[THE PROBLEM] Each line containing the word "Disagree" should be found and copied.

[INPUT FOR THIS TASK]
>>>

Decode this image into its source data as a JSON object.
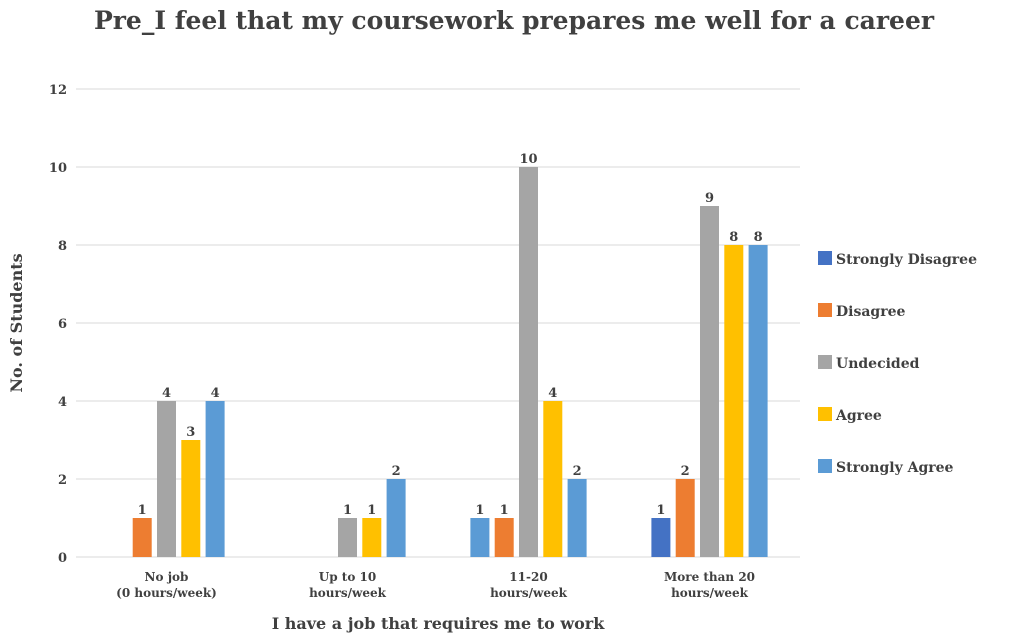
{
  "chart_data": {
    "type": "bar",
    "title": "Pre_I feel that my coursework prepares me well for a career",
    "xlabel": "I have a job that requires me to work",
    "ylabel": "No. of Students",
    "ylim": [
      0,
      12
    ],
    "yticks": [
      0,
      2,
      4,
      6,
      8,
      10,
      12
    ],
    "grid": true,
    "legend_position": "right",
    "categories": [
      [
        "No job",
        "(0 hours/week)"
      ],
      [
        "Up to 10",
        "hours/week"
      ],
      [
        "11-20",
        "hours/week"
      ],
      [
        "More than 20",
        "hours/week"
      ]
    ],
    "series": [
      {
        "name": "Strongly Disagree",
        "color": "#4472C4",
        "values": [
          null,
          null,
          null,
          1
        ]
      },
      {
        "name": "Disagree",
        "color": "#ED7D31",
        "values": [
          1,
          null,
          1,
          2
        ]
      },
      {
        "name": "Undecided",
        "color": "#A5A5A5",
        "values": [
          4,
          1,
          10,
          9
        ]
      },
      {
        "name": "Agree",
        "color": "#FFC000",
        "values": [
          3,
          1,
          4,
          8
        ]
      },
      {
        "name": "Strongly Agree",
        "color": "#5B9BD5",
        "values": [
          4,
          2,
          2,
          8
        ]
      }
    ],
    "group_overrides": [
      null,
      null,
      {
        "note": "first bar drawn in strongly-agree blue",
        "colors": [
          "#5B9BD5",
          "#ED7D31",
          "#A5A5A5",
          "#FFC000",
          "#5B9BD5"
        ],
        "values": [
          1,
          1,
          10,
          4,
          2
        ]
      },
      null
    ]
  }
}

<<<

[ANSWER TO THE PROBLEM]
        "name": "Strongly Disagree",
        "name": "Disagree",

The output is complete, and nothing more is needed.